→ EXERCISE GOAL
Can you write out the whole listing exactly?

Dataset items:
--------------------
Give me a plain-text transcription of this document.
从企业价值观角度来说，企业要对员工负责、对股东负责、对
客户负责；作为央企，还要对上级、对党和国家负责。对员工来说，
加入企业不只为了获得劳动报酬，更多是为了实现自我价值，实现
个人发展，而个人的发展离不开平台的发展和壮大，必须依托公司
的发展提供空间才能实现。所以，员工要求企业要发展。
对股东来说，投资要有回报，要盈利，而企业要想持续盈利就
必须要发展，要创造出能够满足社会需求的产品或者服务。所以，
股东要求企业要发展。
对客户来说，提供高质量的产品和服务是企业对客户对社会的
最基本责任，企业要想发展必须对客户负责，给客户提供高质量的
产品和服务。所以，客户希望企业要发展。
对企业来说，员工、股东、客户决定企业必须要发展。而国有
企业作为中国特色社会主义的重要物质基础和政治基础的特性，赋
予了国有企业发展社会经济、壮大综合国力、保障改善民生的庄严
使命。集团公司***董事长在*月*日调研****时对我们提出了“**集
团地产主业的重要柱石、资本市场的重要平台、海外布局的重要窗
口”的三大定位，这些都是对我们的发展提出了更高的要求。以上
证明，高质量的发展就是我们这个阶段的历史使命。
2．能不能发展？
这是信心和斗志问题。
--------------------
→ WRITTEN SOLUTION
Give me a plain-text transcription of this document.
从企业价值观角度来说，企业要对员工负责、对股东负责、对
客户负责；作为央企，还要对上级、对党和国家负责。对员工来说，
加入企业不只为了获得劳动报酬，更多是为了实现自我价值，实现
个人发展，而个人的发展离不开平台的发展和壮大，必须依托公司
的发展提供空间才能实现。所以，员工要求企业要发展。
对股东来说，投资要有回报，要盈利，而企业要想持续盈利就
必须要发展，要创造出能够满足社会需求的产品或者服务。所以，
股东要求企业要发展。
对客户来说，提供高质量的产品和服务是企业对客户对社会的
最基本责任，企业要想发展必须对客户负责，给客户提供高质量的
产品和服务。所以，客户希望企业要发展。
对企业来说，员工、股东、客户决定企业必须要发展。而国有
企业作为中国特色社会主义的重要物质基础和政治基础的特性，赋
予了国有企业发展社会经济、壮大综合国力、保障改善民生的庄严
使命。集团公司***董事长在*月*日调研****时对我们提出了“**集
团地产主业的重要柱石、资本市场的重要平台、海外布局的重要窗
口”的三大定位，这些都是对我们的发展提出了更高的要求。以上
证明，高质量的发展就是我们这个阶段的历史使命。
2．能不能发展？
这是信心和斗志问题。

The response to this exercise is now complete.